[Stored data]
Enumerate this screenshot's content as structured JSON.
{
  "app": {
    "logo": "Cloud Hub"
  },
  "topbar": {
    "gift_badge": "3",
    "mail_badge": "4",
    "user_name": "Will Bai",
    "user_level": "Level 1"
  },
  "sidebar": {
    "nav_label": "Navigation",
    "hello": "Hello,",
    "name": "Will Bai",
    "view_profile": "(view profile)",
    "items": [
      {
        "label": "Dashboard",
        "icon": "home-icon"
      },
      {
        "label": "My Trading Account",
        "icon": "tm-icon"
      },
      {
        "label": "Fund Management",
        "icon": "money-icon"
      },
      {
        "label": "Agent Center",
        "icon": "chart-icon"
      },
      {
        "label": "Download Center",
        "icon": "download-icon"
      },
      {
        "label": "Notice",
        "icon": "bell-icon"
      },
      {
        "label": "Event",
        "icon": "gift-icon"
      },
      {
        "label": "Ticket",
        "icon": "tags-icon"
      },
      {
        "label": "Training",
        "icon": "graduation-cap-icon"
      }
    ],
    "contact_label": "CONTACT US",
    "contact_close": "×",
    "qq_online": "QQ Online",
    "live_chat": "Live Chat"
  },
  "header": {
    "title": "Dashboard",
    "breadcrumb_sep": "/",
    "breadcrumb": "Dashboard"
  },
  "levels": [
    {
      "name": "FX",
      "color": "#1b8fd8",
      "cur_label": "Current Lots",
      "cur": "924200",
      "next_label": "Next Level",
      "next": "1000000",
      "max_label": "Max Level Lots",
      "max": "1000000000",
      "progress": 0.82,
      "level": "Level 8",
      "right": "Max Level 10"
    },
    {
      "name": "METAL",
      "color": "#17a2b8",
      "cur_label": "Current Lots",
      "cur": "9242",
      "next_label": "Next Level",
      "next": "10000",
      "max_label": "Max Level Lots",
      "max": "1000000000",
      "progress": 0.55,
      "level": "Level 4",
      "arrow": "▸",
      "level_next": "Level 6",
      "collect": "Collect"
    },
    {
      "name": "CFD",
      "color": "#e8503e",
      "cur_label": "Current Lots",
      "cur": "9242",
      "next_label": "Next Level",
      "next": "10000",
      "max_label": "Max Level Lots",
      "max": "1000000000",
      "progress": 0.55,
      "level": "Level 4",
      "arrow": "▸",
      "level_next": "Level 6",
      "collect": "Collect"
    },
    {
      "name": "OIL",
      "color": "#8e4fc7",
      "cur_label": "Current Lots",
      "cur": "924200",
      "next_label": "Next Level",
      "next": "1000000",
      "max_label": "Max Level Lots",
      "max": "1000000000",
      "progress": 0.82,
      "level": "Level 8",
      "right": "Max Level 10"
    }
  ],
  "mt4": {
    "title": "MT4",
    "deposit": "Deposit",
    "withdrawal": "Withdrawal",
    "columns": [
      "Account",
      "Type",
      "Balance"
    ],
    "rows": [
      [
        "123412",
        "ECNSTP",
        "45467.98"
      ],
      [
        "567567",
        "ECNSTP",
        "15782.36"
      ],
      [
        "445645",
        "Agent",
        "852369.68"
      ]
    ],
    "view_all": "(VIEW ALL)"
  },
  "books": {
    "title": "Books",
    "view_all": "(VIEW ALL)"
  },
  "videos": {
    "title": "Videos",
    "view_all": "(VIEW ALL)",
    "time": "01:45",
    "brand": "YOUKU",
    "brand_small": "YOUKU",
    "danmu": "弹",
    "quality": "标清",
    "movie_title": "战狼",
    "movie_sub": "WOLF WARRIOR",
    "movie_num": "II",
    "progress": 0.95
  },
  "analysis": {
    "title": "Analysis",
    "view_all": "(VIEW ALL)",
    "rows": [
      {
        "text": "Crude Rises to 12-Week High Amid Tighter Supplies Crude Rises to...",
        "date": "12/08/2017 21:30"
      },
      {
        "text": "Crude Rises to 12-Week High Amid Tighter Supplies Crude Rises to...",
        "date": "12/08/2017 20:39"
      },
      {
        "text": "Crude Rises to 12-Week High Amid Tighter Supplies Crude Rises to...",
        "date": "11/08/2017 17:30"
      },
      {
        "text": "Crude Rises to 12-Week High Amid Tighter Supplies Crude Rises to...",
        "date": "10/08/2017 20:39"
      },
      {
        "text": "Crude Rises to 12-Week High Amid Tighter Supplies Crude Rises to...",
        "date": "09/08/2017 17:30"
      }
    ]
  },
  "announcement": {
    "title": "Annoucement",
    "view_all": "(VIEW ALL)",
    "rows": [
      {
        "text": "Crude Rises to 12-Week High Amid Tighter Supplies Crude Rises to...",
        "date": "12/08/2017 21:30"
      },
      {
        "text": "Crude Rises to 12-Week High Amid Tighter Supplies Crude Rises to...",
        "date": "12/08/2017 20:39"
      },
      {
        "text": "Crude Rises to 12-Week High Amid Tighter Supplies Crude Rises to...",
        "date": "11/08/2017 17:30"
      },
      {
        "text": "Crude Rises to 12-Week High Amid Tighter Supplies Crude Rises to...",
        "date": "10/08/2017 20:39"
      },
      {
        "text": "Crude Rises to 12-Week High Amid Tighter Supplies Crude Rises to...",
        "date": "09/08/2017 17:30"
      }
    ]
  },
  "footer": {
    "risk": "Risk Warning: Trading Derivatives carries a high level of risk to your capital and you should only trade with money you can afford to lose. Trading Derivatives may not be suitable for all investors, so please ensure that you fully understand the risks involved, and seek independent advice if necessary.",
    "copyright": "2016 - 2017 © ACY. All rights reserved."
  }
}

#### Stated problem:
Scan the listing above for the word "Dashboard" and copy every line that holds it.

#### Solved problem:
        "label": "Dashboard",
    "title": "Dashboard",
    "breadcrumb": "Dashboard"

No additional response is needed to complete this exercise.